REQUIREMENTS: Output all entries verbatim. Skip pictures.
....................
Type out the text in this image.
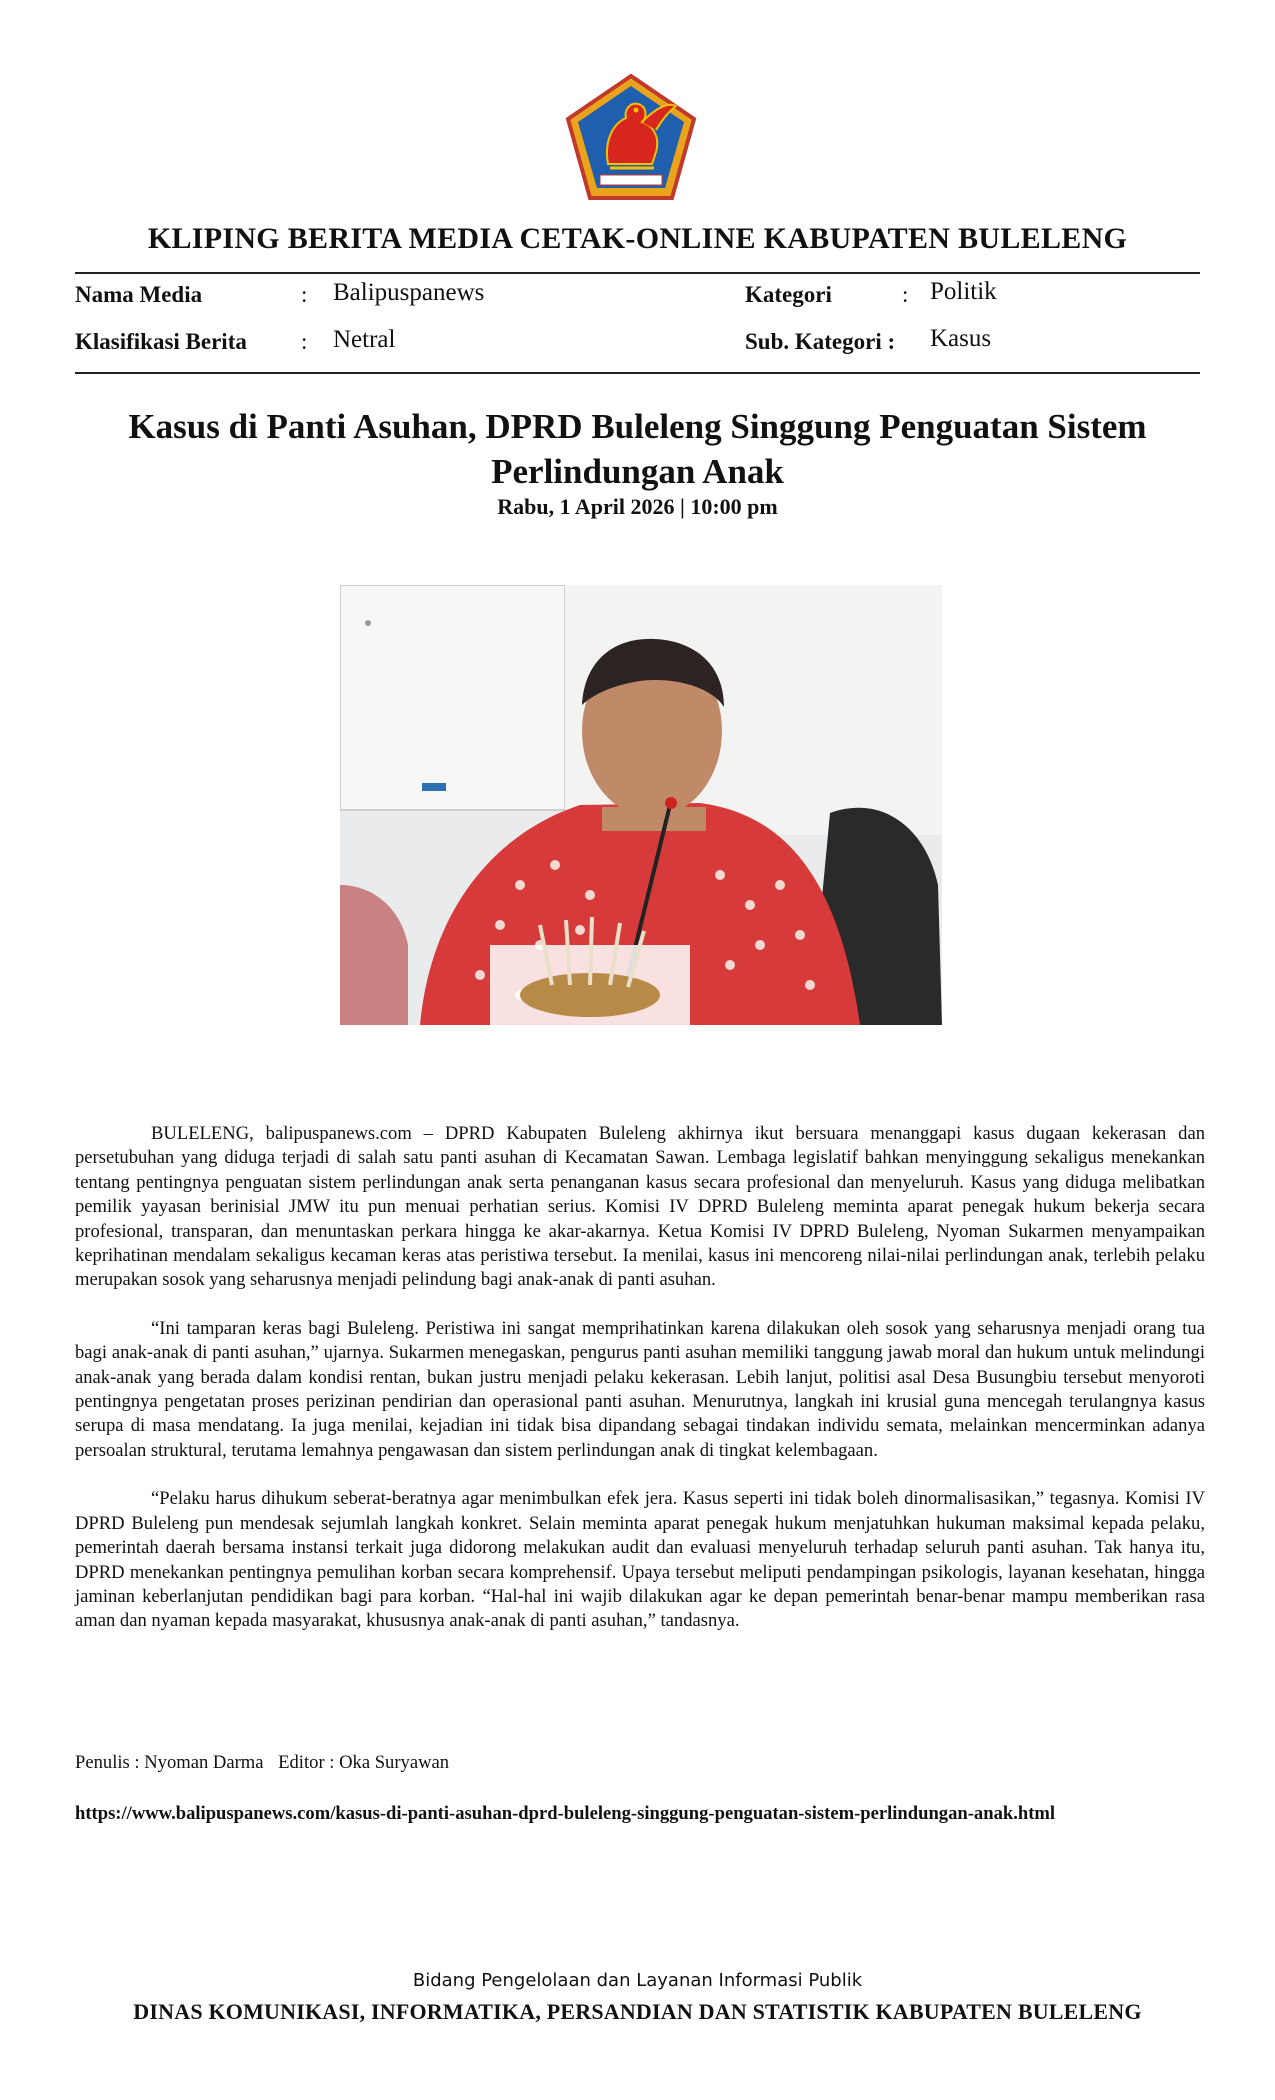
KLIPING BERITA MEDIA CETAK-ONLINE KABUPATEN BULELENG
Nama Media	: Balipuspanews	Kategori	: Politik
Klasifikasi Berita : Netral	Sub. Kategori : Kasus
Kasus di Panti Asuhan, DPRD Buleleng Singgung Penguatan Sistem Perlindungan Anak
Rabu, 1 April 2026 | 10:00 pm

BULELENG, balipuspanews.com – DPRD Kabupaten Buleleng akhirnya ikut bersuara menanggapi kasus dugaan kekerasan dan persetubuhan yang diduga terjadi di salah satu panti asuhan di Kecamatan Sawan. Lembaga legislatif bahkan menyinggung sekaligus menekankan tentang pentingnya penguatan sistem perlindungan anak serta penanganan kasus secara profesional dan menyeluruh. Kasus yang diduga melibatkan pemilik yayasan berinisial JMW itu pun menuai perhatian serius. Komisi IV DPRD Buleleng meminta aparat penegak hukum bekerja secara profesional, transparan, dan menuntaskan perkara hingga ke akar-akarnya. Ketua Komisi IV DPRD Buleleng, Nyoman Sukarmen menyampaikan keprihatinan mendalam sekaligus kecaman keras atas peristiwa tersebut. Ia menilai, kasus ini mencoreng nilai-nilai perlindungan anak, terlebih pelaku merupakan sosok yang seharusnya menjadi pelindung bagi anak-anak di panti asuhan.

“Ini tamparan keras bagi Buleleng. Peristiwa ini sangat memprihatinkan karena dilakukan oleh sosok yang seharusnya menjadi orang tua bagi anak-anak di panti asuhan,” ujarnya. Sukarmen menegaskan, pengurus panti asuhan memiliki tanggung jawab moral dan hukum untuk melindungi anak-anak yang berada dalam kondisi rentan, bukan justru menjadi pelaku kekerasan. Lebih lanjut, politisi asal Desa Busungbiu tersebut menyoroti pentingnya pengetatan proses perizinan pendirian dan operasional panti asuhan. Menurutnya, langkah ini krusial guna mencegah terulangnya kasus serupa di masa mendatang. Ia juga menilai, kejadian ini tidak bisa dipandang sebagai tindakan individu semata, melainkan mencerminkan adanya persoalan struktural, terutama lemahnya pengawasan dan sistem perlindungan anak di tingkat kelembagaan.

“Pelaku harus dihukum seberat-beratnya agar menimbulkan efek jera. Kasus seperti ini tidak boleh dinormalisasikan,” tegasnya. Komisi IV DPRD Buleleng pun mendesak sejumlah langkah konkret. Selain meminta aparat penegak hukum menjatuhkan hukuman maksimal kepada pelaku, pemerintah daerah bersama instansi terkait juga didorong melakukan audit dan evaluasi menyeluruh terhadap seluruh panti asuhan. Tak hanya itu, DPRD menekankan pentingnya pemulihan korban secara komprehensif. Upaya tersebut meliputi pendampingan psikologis, layanan kesehatan, hingga jaminan keberlanjutan pendidikan bagi para korban. “Hal-hal ini wajib dilakukan agar ke depan pemerintah benar-benar mampu memberikan rasa aman dan nyaman kepada masyarakat, khususnya anak-anak di panti asuhan,” tandasnya.

Penulis : Nyoman Darma Editor : Oka Suryawan
https://www.balipuspanews.com/kasus-di-panti-asuhan-dprd-buleleng-singgung-penguatan-sistem-perlindungan-anak.html
Bidang Pengelolaan dan Layanan Informasi Publik
DINAS KOMUNIKASI, INFORMATIKA, PERSANDIAN DAN STATISTIK KABUPATEN BULELENG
....................
RESPONSE:
Type out the text in this image.
KLIPING BERITA MEDIA CETAK-ONLINE KABUPATEN BULELENG
Nama Media	: Balipuspanews	Kategori	: Politik
Klasifikasi Berita : Netral	Sub. Kategori : Kasus
Kasus di Panti Asuhan, DPRD Buleleng Singgung Penguatan Sistem Perlindungan Anak
Rabu, 1 April 2026 | 10:00 pm

BULELENG, balipuspanews.com – DPRD Kabupaten Buleleng akhirnya ikut bersuara menanggapi kasus dugaan kekerasan dan persetubuhan yang diduga terjadi di salah satu panti asuhan di Kecamatan Sawan. Lembaga legislatif bahkan menyinggung sekaligus menekankan tentang pentingnya penguatan sistem perlindungan anak serta penanganan kasus secara profesional dan menyeluruh. Kasus yang diduga melibatkan pemilik yayasan berinisial JMW itu pun menuai perhatian serius. Komisi IV DPRD Buleleng meminta aparat penegak hukum bekerja secara profesional, transparan, dan menuntaskan perkara hingga ke akar-akarnya. Ketua Komisi IV DPRD Buleleng, Nyoman Sukarmen menyampaikan keprihatinan mendalam sekaligus kecaman keras atas peristiwa tersebut. Ia menilai, kasus ini mencoreng nilai-nilai perlindungan anak, terlebih pelaku merupakan sosok yang seharusnya menjadi pelindung bagi anak-anak di panti asuhan.

“Ini tamparan keras bagi Buleleng. Peristiwa ini sangat memprihatinkan karena dilakukan oleh sosok yang seharusnya menjadi orang tua bagi anak-anak di panti asuhan,” ujarnya. Sukarmen menegaskan, pengurus panti asuhan memiliki tanggung jawab moral dan hukum untuk melindungi anak-anak yang berada dalam kondisi rentan, bukan justru menjadi pelaku kekerasan. Lebih lanjut, politisi asal Desa Busungbiu tersebut menyoroti pentingnya pengetatan proses perizinan pendirian dan operasional panti asuhan. Menurutnya, langkah ini krusial guna mencegah terulangnya kasus serupa di masa mendatang. Ia juga menilai, kejadian ini tidak bisa dipandang sebagai tindakan individu semata, melainkan mencerminkan adanya persoalan struktural, terutama lemahnya pengawasan dan sistem perlindungan anak di tingkat kelembagaan.

“Pelaku harus dihukum seberat-beratnya agar menimbulkan efek jera. Kasus seperti ini tidak boleh dinormalisasikan,” tegasnya. Komisi IV DPRD Buleleng pun mendesak sejumlah langkah konkret. Selain meminta aparat penegak hukum menjatuhkan hukuman maksimal kepada pelaku, pemerintah daerah bersama instansi terkait juga didorong melakukan audit dan evaluasi menyeluruh terhadap seluruh panti asuhan. Tak hanya itu, DPRD menekankan pentingnya pemulihan korban secara komprehensif. Upaya tersebut meliputi pendampingan psikologis, layanan kesehatan, hingga jaminan keberlanjutan pendidikan bagi para korban. “Hal-hal ini wajib dilakukan agar ke depan pemerintah benar-benar mampu memberikan rasa aman dan nyaman kepada masyarakat, khususnya anak-anak di panti asuhan,” tandasnya.

Penulis : Nyoman Darma Editor : Oka Suryawan
https://www.balipuspanews.com/kasus-di-panti-asuhan-dprd-buleleng-singgung-penguatan-sistem-perlindungan-anak.html
Bidang Pengelolaan dan Layanan Informasi Publik
DINAS KOMUNIKASI, INFORMATIKA, PERSANDIAN DAN STATISTIK KABUPATEN BULELENG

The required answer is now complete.